#### STATED EXERCISE
Locate all lines in the data below that hold "приказа" and show them.

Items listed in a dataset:
• • • • • • •
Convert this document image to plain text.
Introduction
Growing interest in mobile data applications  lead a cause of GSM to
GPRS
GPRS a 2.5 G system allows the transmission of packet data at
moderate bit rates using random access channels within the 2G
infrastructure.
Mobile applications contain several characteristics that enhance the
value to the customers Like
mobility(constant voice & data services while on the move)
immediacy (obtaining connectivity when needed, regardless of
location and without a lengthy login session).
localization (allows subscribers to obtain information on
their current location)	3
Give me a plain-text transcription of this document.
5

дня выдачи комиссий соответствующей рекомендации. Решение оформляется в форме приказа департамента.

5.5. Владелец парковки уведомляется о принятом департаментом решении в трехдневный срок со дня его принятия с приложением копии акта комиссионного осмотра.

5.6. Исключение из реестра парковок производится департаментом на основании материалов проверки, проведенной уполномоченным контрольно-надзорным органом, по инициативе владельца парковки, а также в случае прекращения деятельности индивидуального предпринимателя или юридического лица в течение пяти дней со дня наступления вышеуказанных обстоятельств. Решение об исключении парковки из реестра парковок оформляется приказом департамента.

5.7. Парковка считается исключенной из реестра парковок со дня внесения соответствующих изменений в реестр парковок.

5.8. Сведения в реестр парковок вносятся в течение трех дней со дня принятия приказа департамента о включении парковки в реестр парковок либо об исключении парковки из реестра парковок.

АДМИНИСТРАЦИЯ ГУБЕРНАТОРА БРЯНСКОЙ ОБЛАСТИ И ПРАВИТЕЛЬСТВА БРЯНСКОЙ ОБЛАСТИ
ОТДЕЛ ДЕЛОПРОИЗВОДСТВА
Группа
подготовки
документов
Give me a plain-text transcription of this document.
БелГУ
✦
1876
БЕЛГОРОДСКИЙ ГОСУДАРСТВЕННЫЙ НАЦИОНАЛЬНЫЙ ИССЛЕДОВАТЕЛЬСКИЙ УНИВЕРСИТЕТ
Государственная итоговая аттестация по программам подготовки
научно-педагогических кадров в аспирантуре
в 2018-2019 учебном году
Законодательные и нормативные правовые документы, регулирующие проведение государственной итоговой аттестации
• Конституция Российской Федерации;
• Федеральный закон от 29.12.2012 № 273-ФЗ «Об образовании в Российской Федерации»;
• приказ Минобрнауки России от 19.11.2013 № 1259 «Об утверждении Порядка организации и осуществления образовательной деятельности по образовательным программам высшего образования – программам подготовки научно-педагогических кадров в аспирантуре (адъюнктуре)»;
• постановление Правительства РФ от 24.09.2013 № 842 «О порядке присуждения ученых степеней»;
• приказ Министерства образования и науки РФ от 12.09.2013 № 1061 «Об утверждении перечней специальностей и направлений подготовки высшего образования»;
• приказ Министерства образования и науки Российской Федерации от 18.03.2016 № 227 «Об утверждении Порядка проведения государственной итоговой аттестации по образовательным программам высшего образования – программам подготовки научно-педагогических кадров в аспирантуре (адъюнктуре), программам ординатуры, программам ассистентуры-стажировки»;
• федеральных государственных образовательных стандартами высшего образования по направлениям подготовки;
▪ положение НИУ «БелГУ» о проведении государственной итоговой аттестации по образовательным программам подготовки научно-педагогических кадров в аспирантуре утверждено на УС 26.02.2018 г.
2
• • • • • • •
#### RIGHT ANSWER
дня выдачи комиссий соответствующей рекомендации. Решение оформляется в форме приказа департамента.
5.8. Сведения в реестр парковок вносятся в течение трех дней со дня принятия приказа департамента о включении парковки в реестр парковок либо об исключении парковки из реестра парковок.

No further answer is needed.